* **SET PROBLEM**
Extract all lines that hold the string "name".
● ● ● ●
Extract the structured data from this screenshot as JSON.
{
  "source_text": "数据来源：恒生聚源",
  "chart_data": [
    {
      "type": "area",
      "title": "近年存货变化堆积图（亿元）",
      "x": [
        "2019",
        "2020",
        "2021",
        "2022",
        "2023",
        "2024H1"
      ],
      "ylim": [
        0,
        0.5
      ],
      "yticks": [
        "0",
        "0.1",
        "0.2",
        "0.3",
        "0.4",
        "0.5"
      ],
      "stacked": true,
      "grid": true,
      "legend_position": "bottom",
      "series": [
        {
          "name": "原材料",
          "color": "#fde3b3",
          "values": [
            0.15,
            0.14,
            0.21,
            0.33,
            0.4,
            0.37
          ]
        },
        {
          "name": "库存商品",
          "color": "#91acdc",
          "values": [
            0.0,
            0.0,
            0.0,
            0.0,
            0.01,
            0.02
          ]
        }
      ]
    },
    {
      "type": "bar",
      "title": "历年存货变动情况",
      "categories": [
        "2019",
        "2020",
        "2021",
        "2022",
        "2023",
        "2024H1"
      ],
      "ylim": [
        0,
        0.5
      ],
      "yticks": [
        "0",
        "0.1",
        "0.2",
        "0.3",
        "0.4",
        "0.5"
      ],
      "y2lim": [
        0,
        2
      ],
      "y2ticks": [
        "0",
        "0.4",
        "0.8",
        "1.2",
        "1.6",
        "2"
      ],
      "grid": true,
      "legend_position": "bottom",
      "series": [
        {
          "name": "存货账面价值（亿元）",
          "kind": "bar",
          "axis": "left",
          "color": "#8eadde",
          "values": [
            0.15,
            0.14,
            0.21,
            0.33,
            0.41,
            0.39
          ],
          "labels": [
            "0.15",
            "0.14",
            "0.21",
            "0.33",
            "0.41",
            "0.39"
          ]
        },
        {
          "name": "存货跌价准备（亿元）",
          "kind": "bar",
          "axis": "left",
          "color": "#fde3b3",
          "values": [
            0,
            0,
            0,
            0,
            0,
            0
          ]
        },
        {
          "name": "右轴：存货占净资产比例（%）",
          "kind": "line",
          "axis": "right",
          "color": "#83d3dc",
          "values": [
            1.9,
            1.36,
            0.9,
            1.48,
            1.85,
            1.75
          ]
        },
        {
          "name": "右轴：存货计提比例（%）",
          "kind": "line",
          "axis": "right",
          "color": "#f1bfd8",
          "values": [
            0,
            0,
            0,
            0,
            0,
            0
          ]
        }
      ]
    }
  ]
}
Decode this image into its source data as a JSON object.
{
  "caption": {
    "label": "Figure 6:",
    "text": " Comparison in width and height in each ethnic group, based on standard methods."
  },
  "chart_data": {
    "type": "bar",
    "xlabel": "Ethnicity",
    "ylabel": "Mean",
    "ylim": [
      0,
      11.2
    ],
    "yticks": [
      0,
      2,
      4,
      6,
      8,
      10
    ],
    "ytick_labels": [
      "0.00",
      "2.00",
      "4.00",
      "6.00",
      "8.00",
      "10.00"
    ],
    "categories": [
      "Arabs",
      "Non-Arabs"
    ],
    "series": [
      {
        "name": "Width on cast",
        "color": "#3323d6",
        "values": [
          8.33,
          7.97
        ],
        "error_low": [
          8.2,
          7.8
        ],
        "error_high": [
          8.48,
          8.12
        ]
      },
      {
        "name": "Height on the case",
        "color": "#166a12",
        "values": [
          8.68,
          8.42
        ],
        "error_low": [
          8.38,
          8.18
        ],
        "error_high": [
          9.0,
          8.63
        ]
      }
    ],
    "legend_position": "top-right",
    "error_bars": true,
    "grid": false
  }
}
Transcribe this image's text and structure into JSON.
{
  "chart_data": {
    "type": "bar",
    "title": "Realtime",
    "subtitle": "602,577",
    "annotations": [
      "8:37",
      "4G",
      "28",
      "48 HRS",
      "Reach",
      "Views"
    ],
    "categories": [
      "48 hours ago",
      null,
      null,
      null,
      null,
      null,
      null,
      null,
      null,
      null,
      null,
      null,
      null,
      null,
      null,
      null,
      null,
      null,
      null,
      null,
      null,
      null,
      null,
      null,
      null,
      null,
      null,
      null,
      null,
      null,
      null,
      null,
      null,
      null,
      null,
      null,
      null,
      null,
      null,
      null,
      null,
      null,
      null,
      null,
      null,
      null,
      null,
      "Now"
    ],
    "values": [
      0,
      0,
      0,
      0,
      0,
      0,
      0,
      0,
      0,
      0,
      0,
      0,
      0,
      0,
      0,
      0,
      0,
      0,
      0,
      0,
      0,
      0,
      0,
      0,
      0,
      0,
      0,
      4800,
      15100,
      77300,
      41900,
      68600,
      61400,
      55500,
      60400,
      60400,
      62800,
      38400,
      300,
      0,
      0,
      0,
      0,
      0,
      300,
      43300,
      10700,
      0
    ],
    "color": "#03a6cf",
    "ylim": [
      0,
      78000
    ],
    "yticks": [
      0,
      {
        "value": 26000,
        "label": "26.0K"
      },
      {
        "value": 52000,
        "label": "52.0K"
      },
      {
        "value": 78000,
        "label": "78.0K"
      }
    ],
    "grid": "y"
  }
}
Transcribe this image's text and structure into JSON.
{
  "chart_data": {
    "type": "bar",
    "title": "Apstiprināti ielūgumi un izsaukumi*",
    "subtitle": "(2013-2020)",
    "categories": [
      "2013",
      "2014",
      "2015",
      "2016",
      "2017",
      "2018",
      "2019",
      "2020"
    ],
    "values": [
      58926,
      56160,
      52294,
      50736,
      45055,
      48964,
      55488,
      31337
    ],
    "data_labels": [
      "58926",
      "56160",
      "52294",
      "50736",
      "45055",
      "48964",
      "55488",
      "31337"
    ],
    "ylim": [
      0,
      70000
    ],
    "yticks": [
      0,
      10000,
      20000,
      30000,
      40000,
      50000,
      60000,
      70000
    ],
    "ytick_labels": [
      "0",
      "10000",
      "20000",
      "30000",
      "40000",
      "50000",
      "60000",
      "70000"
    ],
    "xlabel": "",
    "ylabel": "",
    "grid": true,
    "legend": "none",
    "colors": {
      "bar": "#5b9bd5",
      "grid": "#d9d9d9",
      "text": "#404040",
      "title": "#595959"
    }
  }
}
● ● ● ●
* **FULL ANSWER**
          "name": "原材料",
          "name": "库存商品",
          "name": "存货账面价值（亿元）",
          "name": "存货跌价准备（亿元）",
          "name": "右轴：存货占净资产比例（%）",
          "name": "右轴：存货计提比例（%）",
        "name": "Width on cast",
        "name": "Height on the case",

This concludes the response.